— THE REQUEST —
From the entries that follow, extract each line holding the string "subtitle".

-- Start of ENTRIES --

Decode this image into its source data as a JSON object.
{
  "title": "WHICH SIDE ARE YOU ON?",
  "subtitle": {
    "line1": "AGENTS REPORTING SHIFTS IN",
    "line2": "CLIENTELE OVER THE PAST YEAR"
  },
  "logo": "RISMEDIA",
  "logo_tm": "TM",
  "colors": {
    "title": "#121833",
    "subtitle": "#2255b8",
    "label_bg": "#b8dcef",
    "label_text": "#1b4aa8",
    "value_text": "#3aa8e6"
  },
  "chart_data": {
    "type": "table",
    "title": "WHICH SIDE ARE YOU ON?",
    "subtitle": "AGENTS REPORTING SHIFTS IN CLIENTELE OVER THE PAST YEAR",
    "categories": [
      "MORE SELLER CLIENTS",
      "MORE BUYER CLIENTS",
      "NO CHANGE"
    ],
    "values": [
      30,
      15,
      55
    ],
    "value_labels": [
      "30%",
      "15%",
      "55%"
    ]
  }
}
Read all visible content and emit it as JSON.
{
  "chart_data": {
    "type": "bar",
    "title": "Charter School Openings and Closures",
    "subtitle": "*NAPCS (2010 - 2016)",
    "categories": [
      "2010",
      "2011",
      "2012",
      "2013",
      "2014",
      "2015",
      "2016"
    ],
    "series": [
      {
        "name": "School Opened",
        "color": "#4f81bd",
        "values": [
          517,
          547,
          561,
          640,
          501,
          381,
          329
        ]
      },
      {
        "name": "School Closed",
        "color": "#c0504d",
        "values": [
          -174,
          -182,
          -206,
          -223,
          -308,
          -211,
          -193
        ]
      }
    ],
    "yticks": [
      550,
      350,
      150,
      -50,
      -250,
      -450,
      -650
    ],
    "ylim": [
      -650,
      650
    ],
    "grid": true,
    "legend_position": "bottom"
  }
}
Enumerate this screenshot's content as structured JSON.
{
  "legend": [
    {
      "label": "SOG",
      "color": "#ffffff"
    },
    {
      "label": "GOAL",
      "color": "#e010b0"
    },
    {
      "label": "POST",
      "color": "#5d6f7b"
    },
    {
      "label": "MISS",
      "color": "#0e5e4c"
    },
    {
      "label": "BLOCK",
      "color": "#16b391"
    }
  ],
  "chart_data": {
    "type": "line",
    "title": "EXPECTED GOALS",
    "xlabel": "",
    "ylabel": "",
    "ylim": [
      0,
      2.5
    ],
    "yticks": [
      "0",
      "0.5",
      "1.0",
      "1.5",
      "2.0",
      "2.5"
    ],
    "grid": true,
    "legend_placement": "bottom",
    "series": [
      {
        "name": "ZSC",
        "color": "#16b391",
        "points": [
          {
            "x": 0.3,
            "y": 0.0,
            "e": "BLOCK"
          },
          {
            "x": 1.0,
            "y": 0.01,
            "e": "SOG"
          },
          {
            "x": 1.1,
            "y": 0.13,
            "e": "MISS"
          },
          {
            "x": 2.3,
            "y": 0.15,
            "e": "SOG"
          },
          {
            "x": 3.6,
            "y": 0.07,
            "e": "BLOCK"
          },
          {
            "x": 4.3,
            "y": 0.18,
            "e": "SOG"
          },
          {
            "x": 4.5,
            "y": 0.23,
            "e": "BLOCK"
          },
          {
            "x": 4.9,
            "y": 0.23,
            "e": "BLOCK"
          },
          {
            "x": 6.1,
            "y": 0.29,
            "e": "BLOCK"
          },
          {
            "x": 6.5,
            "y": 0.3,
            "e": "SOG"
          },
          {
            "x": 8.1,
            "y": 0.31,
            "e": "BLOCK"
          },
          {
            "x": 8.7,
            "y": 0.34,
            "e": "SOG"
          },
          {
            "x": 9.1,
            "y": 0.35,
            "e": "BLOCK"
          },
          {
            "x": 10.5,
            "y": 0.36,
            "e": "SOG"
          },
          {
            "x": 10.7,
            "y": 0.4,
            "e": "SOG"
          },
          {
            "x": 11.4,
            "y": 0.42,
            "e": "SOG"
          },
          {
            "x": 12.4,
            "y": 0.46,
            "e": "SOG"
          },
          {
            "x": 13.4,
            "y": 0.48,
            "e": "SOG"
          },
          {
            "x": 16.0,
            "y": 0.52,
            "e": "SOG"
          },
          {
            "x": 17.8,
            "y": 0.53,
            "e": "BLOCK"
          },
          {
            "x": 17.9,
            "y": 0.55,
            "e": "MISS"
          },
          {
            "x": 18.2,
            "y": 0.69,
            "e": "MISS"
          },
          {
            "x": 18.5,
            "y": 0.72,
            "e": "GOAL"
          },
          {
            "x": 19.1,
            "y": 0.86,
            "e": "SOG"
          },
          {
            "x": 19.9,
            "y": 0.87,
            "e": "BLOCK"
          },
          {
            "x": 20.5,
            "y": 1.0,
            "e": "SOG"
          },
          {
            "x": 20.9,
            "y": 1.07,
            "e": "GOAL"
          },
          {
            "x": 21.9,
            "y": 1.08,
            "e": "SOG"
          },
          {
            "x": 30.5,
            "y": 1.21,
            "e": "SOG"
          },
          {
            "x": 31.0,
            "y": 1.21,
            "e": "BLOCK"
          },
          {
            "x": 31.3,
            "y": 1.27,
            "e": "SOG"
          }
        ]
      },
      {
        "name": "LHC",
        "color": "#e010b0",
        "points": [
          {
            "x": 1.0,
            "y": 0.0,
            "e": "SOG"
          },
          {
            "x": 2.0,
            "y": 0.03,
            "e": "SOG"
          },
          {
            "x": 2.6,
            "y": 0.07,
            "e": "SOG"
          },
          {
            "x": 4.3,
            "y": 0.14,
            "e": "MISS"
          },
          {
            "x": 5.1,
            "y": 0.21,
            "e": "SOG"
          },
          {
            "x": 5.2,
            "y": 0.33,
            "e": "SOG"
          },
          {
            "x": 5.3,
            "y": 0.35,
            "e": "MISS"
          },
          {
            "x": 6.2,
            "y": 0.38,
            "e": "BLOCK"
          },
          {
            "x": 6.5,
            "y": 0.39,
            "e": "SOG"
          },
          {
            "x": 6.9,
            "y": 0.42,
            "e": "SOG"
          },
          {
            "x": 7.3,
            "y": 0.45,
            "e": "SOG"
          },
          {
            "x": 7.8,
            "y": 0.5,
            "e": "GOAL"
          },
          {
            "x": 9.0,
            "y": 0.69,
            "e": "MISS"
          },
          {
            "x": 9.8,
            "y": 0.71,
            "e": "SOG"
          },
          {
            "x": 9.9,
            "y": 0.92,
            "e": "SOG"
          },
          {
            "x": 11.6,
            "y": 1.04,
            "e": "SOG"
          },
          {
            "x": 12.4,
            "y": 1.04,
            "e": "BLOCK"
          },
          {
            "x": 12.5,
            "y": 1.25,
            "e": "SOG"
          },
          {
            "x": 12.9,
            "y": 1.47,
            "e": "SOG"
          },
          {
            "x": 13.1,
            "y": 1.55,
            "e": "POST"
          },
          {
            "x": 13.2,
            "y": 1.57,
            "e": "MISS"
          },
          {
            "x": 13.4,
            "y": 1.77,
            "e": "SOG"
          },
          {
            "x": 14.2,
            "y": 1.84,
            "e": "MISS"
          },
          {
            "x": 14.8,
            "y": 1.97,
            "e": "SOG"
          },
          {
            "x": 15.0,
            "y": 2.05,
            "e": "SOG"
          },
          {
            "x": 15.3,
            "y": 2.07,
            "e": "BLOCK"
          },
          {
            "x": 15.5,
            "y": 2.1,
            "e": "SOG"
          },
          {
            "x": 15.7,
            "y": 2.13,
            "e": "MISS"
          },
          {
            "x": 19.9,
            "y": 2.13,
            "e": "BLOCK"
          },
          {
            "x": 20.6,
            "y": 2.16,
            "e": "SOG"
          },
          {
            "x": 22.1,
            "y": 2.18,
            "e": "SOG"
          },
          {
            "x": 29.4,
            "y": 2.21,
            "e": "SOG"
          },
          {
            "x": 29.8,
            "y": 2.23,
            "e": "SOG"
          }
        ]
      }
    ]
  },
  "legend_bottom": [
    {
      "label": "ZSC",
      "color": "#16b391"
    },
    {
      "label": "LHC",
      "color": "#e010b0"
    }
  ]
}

-- End of ENTRIES --

— TASK SOLUTION —
  "subtitle": {
    "subtitle": "#2255b8",
    "subtitle": "AGENTS REPORTING SHIFTS IN CLIENTELE OVER THE PAST YEAR",
    "subtitle": "*NAPCS (2010 - 2016)",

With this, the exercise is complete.